WORK TO BE COMPLETED —
Copy out every record below exactly as written, but leave out any pictures.

--- START DATASET ENTRIES ---

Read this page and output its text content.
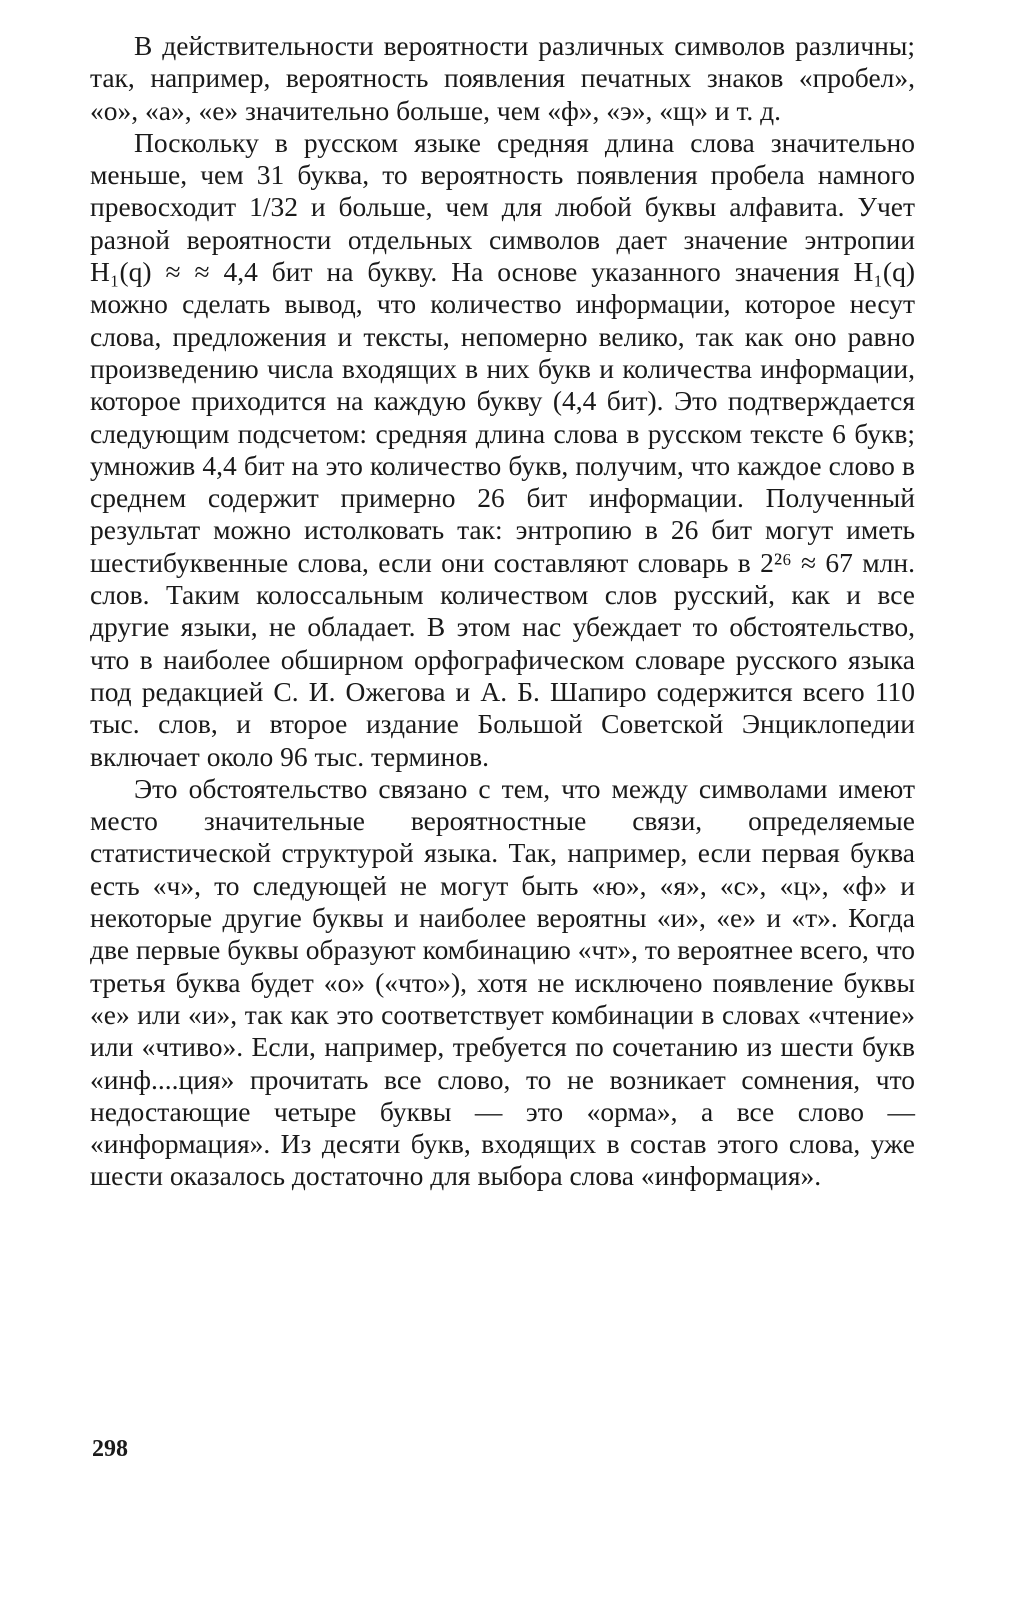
В действительности вероятности различных символов различны; так, например, вероятность появления печатных знаков «пробел», «о», «а», «е» значительно больше, чем «ф», «э», «щ» и т. д.

Поскольку в русском языке средняя длина слова значительно меньше, чем 31 буква, то вероятность появления пробела намного превосходит 1/32 и больше, чем для любой буквы алфавита. Учет разной вероятности отдельных символов дает значение энтропии H₁(q) ≈ ≈ 4,4 бит на букву. На основе указанного значения H₁(q) можно сделать вывод, что количество информации, которое несут слова, предложения и тексты, непомерно велико, так как оно равно произведению числа входящих в них букв и количества информации, которое приходится на каждую букву (4,4 бит). Это подтверждается следующим подсчетом: средняя длина слова в русском тексте 6 букв; умножив 4,4 бит на это количество букв, получим, что каждое слово в среднем содержит примерно 26 бит информации. Полученный результат можно истолковать так: энтропию в 26 бит могут иметь шестибуквенные слова, если они составляют словарь в 2²⁶ ≈ 67 млн. слов. Таким колоссальным количеством слов русский, как и все другие языки, не обладает. В этом нас убеждает то обстоятельство, что в наиболее обширном орфографическом словаре русского языка под редакцией С. И. Ожегова и А. Б. Шапиро содержится всего 110 тыс. слов, и второе издание Большой Советской Энциклопедии включает около 96 тыс. терминов.

Это обстоятельство связано с тем, что между символами имеют место значительные вероятностные связи, определяемые статистической структурой языка. Так, например, если первая буква есть «ч», то следующей не могут быть «ю», «я», «с», «ц», «ф» и некоторые другие буквы и наиболее вероятны «и», «е» и «т». Когда две первые буквы образуют комбинацию «чт», то вероятнее всего, что третья буква будет «о» («что»), хотя не исключено появление буквы «е» или «и», так как это соответствует комбинации в словах «чтение» или «чтиво». Если, например, требуется по сочетанию из шести букв «инф....ция» прочитать все слово, то не возникает сомнения, что недостающие четыре буквы — это «орма», а все слово — «информация». Из десяти букв, входящих в состав этого слова, уже шести оказалось достаточно для выбора слова «информация».

298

--- END DATASET ENTRIES ---

COMPLETE ANSWER —
Read this page and output its text content.
В действительности вероятности различных символов различны; так, например, вероятность появления печатных знаков «пробел», «о», «а», «е» значительно больше, чем «ф», «э», «щ» и т. д.

Поскольку в русском языке средняя длина слова значительно меньше, чем 31 буква, то вероятность появления пробела намного превосходит 1/32 и больше, чем для любой буквы алфавита. Учет разной вероятности отдельных символов дает значение энтропии H₁(q) ≈ ≈ 4,4 бит на букву. На основе указанного значения H₁(q) можно сделать вывод, что количество информации, которое несут слова, предложения и тексты, непомерно велико, так как оно равно произведению числа входящих в них букв и количества информации, которое приходится на каждую букву (4,4 бит). Это подтверждается следующим подсчетом: средняя длина слова в русском тексте 6 букв; умножив 4,4 бит на это количество букв, получим, что каждое слово в среднем содержит примерно 26 бит информации. Полученный результат можно истолковать так: энтропию в 26 бит могут иметь шестибуквенные слова, если они составляют словарь в 2²⁶ ≈ 67 млн. слов. Таким колоссальным количеством слов русский, как и все другие языки, не обладает. В этом нас убеждает то обстоятельство, что в наиболее обширном орфографическом словаре русского языка под редакцией С. И. Ожегова и А. Б. Шапиро содержится всего 110 тыс. слов, и второе издание Большой Советской Энциклопедии включает около 96 тыс. терминов.

Это обстоятельство связано с тем, что между символами имеют место значительные вероятностные связи, определяемые статистической структурой языка. Так, например, если первая буква есть «ч», то следующей не могут быть «ю», «я», «с», «ц», «ф» и некоторые другие буквы и наиболее вероятны «и», «е» и «т». Когда две первые буквы образуют комбинацию «чт», то вероятнее всего, что третья буква будет «о» («что»), хотя не исключено появление буквы «е» или «и», так как это соответствует комбинации в словах «чтение» или «чтиво». Если, например, требуется по сочетанию из шести букв «инф....ция» прочитать все слово, то не возникает сомнения, что недостающие четыре буквы — это «орма», а все слово — «информация». Из десяти букв, входящих в состав этого слова, уже шести оказалось достаточно для выбора слова «информация».

298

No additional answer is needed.